======== Text shown

John Gallaher is the author of five books of poetry, Gentlemen in Turbans, Ladies in Cauls (2001), The Little Book of Guesses (2007), winner of the Levis Poetry Prize, Map of the Folded World (2009), Your Father on the Train of Ghosts (with G.C. Waldrep, 2011), and In a Landscape (2014), as well as two chapbooks, and two edited collections, The Monkey and the Wrench (with Mary Biddinger) and Time Is a Toy: the Selected Poems of Michael Benedikt (with Laura Boss). His poems have appeared in The Best American Poetry, Poetry, Boston Review, Chicago Review, and elsewhere. He lives in rural Missouri where he teaches and co-edits The Laurel Review.

Books by Kristina Marie Darling & John Gallaher:

Other poems on the web by Kristina Marie Darling & John Gallaher:
Six poems
Four poems
Four poems
Six poems
Two poems
Two poems
Four poems
"Ghost"
"The New Book"
"I'm Kind of Glad I Didn't Know Then What I Know Now"

================
======== Dataset content

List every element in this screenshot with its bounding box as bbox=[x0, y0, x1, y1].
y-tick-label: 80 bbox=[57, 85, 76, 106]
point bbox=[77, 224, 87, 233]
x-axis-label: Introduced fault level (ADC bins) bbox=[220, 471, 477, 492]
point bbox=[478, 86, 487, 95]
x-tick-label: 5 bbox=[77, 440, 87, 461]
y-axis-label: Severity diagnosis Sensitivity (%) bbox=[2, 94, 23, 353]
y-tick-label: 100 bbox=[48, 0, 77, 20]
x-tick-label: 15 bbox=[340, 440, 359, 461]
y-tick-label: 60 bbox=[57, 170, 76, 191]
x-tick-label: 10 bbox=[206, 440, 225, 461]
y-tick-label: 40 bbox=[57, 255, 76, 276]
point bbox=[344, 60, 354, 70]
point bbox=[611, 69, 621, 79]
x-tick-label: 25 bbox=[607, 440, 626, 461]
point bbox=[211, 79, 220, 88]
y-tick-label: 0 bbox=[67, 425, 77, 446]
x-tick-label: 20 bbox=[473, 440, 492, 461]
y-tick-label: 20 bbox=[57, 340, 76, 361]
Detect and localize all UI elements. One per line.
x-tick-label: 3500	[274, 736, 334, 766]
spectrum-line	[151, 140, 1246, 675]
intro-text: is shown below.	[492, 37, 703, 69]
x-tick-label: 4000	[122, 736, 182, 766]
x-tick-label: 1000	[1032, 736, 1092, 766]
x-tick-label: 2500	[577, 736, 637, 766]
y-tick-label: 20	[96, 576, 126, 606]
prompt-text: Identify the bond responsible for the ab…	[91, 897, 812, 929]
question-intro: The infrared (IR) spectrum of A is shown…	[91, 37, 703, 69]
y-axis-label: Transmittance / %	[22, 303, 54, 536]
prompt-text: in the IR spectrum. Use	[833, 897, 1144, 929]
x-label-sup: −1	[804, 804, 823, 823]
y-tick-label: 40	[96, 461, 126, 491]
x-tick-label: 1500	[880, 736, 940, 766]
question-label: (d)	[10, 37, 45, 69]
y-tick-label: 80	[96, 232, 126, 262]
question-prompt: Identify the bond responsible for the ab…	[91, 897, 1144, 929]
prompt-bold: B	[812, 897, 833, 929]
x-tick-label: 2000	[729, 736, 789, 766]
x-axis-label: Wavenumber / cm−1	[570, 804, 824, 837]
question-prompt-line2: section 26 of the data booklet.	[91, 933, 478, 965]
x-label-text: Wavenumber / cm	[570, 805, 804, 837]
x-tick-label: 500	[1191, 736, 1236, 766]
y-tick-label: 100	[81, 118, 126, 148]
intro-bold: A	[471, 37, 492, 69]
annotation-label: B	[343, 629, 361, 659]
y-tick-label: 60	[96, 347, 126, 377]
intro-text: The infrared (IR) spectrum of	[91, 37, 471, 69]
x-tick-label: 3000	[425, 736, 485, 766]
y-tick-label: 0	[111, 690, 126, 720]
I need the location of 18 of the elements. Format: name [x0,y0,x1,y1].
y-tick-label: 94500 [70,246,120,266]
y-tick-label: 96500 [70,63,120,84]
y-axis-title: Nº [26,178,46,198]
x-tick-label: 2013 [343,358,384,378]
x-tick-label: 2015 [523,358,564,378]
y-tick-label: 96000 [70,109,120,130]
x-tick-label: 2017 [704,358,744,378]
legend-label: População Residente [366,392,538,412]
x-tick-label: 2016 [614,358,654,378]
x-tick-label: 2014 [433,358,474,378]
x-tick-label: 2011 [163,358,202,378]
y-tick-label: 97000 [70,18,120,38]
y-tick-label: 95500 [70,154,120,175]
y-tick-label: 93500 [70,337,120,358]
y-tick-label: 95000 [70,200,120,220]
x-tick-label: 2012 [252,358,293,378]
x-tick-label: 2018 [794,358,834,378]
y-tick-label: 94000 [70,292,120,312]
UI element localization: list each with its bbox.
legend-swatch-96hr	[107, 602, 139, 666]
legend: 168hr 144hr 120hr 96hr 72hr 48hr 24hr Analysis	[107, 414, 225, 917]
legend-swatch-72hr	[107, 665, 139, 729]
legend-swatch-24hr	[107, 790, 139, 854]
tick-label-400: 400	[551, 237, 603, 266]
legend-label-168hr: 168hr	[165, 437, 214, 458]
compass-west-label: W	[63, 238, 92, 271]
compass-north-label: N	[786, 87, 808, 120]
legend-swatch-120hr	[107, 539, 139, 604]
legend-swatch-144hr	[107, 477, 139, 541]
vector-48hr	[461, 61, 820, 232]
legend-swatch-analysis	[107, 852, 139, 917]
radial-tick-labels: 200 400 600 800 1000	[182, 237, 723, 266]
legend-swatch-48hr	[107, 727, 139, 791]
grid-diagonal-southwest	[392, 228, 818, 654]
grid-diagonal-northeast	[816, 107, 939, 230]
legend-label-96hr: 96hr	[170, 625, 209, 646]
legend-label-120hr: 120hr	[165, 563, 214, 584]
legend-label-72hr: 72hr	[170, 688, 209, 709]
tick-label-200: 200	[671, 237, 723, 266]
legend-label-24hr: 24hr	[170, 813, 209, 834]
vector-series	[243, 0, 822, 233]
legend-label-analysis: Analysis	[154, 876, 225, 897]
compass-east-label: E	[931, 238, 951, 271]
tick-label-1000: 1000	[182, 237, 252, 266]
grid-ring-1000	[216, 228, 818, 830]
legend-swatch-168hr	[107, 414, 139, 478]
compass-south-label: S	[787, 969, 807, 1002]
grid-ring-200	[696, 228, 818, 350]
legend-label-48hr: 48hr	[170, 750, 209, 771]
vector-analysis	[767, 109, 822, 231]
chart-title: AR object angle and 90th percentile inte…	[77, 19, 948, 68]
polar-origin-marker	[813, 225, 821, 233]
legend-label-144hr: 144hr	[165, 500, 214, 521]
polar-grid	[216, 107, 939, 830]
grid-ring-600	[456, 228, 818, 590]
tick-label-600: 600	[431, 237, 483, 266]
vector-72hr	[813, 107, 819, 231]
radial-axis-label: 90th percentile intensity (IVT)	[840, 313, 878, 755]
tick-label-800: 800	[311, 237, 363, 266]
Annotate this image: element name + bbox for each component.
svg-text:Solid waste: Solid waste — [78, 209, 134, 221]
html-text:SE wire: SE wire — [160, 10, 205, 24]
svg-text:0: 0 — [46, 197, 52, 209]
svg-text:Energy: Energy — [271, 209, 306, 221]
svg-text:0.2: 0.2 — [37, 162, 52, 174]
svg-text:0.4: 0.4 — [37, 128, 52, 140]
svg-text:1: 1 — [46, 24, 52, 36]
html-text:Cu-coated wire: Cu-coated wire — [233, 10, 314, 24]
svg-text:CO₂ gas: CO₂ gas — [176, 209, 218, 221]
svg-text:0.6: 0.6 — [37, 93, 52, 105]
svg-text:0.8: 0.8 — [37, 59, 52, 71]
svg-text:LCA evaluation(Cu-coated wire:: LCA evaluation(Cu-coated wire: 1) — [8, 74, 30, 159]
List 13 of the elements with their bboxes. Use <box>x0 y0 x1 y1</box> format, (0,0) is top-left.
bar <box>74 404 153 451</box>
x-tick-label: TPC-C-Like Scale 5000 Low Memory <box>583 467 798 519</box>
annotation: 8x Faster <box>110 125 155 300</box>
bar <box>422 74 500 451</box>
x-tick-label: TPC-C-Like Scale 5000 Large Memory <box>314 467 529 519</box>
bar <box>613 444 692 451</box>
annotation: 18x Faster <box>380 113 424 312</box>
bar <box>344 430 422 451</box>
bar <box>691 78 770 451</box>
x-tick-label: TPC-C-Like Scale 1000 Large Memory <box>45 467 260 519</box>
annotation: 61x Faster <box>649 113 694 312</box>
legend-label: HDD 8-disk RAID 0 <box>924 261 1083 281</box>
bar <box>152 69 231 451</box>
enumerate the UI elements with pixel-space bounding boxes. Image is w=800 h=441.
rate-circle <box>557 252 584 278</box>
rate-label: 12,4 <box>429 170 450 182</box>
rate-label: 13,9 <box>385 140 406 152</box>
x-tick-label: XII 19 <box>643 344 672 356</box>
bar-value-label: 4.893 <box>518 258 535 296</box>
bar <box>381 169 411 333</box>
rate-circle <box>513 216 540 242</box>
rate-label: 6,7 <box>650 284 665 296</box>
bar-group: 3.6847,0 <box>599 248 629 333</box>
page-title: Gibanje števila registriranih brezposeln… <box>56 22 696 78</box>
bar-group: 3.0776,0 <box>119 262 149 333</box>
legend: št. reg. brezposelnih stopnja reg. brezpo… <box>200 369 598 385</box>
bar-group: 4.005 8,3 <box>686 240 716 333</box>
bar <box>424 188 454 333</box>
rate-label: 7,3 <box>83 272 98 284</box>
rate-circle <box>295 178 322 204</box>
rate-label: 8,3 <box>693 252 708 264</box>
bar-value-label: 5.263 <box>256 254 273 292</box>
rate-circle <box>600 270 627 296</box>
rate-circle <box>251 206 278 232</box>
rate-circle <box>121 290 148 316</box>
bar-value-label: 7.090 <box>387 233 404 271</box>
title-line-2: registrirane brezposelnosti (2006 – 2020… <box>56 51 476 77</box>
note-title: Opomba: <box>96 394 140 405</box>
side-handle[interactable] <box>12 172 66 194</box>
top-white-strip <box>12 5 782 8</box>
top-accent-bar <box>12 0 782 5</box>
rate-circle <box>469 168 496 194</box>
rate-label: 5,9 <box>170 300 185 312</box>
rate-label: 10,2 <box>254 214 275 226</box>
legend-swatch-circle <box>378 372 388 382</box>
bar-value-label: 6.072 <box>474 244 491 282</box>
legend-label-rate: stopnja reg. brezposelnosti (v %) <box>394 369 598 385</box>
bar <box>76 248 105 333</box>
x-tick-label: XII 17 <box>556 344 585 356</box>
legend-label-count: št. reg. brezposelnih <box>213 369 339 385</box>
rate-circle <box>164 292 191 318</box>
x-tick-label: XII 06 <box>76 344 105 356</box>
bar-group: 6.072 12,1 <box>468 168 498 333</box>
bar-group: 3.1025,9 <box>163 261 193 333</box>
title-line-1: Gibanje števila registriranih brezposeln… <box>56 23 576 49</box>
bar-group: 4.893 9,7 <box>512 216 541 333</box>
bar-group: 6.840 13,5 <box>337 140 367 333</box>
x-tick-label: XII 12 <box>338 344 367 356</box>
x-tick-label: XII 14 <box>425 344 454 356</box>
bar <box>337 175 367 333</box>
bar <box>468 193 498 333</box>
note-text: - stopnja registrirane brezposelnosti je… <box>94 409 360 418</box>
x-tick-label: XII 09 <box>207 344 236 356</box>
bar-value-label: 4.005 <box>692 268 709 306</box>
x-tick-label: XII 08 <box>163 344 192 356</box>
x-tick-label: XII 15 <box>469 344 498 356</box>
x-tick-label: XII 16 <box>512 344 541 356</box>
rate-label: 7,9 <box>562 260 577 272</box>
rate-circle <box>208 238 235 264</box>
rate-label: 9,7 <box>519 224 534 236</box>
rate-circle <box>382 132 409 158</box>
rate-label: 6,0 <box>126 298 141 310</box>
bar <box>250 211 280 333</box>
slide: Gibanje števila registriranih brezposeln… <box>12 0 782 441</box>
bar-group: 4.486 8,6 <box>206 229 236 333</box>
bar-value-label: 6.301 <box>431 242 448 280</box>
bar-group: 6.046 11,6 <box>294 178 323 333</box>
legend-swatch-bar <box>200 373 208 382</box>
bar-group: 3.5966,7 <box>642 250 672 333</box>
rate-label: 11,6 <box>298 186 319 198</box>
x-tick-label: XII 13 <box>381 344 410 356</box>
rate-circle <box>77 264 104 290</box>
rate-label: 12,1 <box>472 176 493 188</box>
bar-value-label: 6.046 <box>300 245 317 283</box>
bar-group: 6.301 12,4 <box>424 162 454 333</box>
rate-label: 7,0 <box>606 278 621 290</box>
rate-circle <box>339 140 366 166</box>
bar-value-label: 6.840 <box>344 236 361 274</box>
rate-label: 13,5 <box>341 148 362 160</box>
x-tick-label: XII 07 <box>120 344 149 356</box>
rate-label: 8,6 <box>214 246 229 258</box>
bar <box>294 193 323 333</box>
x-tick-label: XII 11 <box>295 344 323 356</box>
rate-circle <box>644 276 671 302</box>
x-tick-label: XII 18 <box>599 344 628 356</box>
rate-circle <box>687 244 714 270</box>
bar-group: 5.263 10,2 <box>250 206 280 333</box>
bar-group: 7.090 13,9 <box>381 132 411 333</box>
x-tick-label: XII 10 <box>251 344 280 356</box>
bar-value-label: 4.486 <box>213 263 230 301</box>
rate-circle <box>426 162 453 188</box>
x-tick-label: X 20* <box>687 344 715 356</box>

================

▶ [Exercise directions]:
Render this sentence from the text about John Gallaher in Spanish: "He lives in rural Missouri where he teaches and co-edits The Laurel Review."

▶ [Answer below]:
Vive en la zona rural de Misuri, donde enseña y coedita The Laurel Review.